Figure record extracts
* * * *
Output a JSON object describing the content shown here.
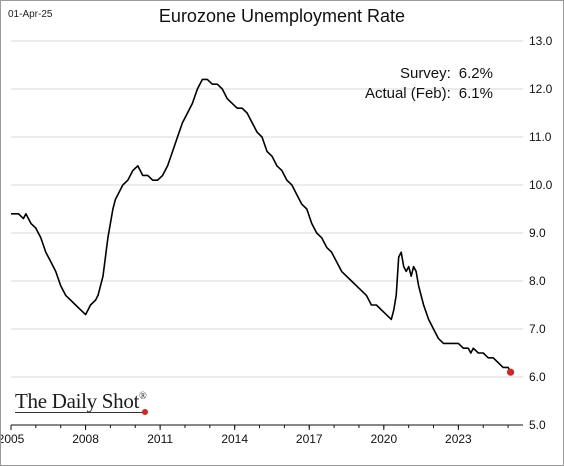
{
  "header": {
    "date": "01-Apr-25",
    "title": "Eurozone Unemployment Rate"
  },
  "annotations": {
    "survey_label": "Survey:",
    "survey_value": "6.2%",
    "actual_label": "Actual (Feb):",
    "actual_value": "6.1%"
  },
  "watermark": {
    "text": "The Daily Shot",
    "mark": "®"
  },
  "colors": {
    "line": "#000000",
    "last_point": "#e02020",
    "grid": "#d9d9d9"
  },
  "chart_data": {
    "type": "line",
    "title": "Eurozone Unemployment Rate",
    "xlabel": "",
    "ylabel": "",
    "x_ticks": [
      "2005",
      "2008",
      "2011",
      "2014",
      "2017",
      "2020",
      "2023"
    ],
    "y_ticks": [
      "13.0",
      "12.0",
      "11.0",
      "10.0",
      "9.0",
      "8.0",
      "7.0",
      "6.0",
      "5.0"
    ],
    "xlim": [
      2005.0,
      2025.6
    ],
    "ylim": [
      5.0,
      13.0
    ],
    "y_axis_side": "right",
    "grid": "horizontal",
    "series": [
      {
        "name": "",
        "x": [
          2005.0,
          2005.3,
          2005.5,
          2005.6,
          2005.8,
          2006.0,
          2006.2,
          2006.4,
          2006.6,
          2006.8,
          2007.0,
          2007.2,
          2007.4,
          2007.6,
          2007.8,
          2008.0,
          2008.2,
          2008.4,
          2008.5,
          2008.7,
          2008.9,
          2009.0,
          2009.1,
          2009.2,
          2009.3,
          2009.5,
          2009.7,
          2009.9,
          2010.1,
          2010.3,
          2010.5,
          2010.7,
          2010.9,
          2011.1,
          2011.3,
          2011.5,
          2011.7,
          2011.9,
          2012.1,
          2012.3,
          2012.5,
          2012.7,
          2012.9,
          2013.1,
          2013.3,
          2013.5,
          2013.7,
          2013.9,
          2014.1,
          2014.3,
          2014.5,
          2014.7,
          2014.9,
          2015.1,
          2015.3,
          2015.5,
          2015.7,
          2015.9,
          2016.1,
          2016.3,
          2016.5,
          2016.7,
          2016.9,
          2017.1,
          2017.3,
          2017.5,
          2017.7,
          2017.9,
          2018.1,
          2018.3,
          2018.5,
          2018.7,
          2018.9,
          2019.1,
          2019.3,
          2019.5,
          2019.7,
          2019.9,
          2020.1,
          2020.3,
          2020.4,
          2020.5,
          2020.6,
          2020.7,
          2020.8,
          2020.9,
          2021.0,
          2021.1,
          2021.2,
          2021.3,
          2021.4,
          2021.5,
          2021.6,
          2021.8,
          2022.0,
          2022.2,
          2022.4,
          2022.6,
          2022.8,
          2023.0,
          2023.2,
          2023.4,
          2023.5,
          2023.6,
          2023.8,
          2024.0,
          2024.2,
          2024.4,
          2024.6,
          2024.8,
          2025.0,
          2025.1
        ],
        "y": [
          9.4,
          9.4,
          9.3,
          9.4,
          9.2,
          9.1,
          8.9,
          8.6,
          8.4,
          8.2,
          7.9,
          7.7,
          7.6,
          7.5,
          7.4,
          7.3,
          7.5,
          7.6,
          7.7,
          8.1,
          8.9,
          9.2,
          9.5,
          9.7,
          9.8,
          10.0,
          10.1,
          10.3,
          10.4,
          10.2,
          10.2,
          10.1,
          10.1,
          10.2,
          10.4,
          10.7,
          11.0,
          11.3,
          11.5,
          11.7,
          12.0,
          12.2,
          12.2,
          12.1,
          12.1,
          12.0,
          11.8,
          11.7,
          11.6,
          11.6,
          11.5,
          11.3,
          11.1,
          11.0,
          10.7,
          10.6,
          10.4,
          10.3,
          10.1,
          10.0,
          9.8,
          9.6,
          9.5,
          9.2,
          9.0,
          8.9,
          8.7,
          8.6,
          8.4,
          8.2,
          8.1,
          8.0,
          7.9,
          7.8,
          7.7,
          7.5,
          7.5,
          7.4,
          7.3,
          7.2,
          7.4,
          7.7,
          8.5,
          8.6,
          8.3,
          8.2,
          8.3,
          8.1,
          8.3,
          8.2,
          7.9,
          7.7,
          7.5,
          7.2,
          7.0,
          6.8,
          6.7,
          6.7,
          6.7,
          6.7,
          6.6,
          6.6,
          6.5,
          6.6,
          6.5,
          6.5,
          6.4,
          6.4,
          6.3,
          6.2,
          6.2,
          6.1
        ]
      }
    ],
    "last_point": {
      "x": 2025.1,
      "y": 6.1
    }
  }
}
* * * *
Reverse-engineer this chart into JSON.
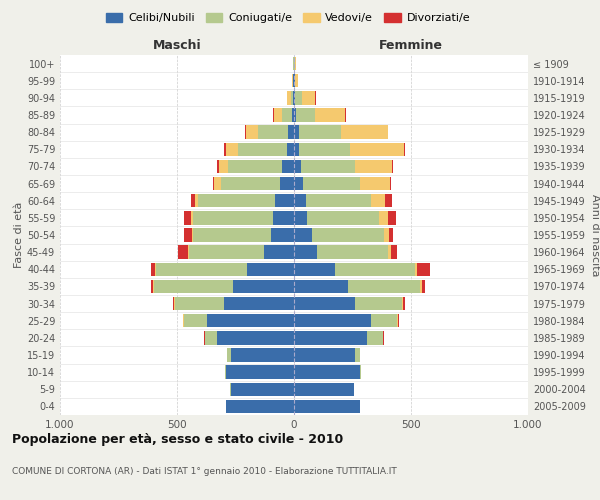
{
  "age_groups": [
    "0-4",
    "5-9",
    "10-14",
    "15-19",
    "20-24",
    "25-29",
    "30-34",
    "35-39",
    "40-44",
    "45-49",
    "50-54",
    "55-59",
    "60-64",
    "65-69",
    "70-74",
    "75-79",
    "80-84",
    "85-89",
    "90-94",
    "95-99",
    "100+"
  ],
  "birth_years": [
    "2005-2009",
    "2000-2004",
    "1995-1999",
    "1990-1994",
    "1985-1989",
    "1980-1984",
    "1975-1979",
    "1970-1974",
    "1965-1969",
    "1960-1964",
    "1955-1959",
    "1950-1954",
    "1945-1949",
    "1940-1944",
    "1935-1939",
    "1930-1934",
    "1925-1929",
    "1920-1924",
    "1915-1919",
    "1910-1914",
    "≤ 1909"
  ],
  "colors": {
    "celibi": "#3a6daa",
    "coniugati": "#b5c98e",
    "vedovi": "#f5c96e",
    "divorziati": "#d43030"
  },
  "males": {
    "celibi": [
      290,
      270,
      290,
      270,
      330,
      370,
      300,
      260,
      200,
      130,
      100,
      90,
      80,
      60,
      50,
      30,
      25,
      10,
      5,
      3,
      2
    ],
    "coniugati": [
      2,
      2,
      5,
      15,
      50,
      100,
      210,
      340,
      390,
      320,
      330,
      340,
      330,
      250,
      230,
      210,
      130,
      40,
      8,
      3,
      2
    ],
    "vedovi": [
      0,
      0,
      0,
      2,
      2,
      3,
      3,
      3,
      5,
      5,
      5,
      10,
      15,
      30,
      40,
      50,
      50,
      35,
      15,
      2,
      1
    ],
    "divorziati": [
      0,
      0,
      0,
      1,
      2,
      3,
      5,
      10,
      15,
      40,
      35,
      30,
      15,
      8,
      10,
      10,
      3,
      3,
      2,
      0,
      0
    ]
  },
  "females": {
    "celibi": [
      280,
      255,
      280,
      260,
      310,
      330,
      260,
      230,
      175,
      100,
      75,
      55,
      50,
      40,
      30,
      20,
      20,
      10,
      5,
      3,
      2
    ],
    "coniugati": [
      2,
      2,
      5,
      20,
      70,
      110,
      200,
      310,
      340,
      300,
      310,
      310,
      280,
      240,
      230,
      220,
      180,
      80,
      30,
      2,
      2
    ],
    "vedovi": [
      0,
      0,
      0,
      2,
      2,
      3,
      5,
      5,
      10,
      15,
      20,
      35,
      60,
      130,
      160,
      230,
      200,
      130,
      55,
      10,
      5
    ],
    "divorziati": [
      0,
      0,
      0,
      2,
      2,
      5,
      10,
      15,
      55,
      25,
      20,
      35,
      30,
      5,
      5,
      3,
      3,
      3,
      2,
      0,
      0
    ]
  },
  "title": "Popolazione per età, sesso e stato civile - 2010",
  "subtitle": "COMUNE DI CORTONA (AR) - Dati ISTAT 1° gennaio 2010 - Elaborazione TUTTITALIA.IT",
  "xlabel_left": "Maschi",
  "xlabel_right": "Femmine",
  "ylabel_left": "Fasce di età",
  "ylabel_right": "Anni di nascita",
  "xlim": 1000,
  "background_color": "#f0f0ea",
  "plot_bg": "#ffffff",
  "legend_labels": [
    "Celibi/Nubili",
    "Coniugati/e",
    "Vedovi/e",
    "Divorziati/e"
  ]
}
* * * *
### EXERCISE DESCRIPTION
List each line of the entries that holds the string "Eurozone".

### WRITTEN SOLUTION
    "title": "Eurozone Unemployment Rate"
    "title": "Eurozone Unemployment Rate",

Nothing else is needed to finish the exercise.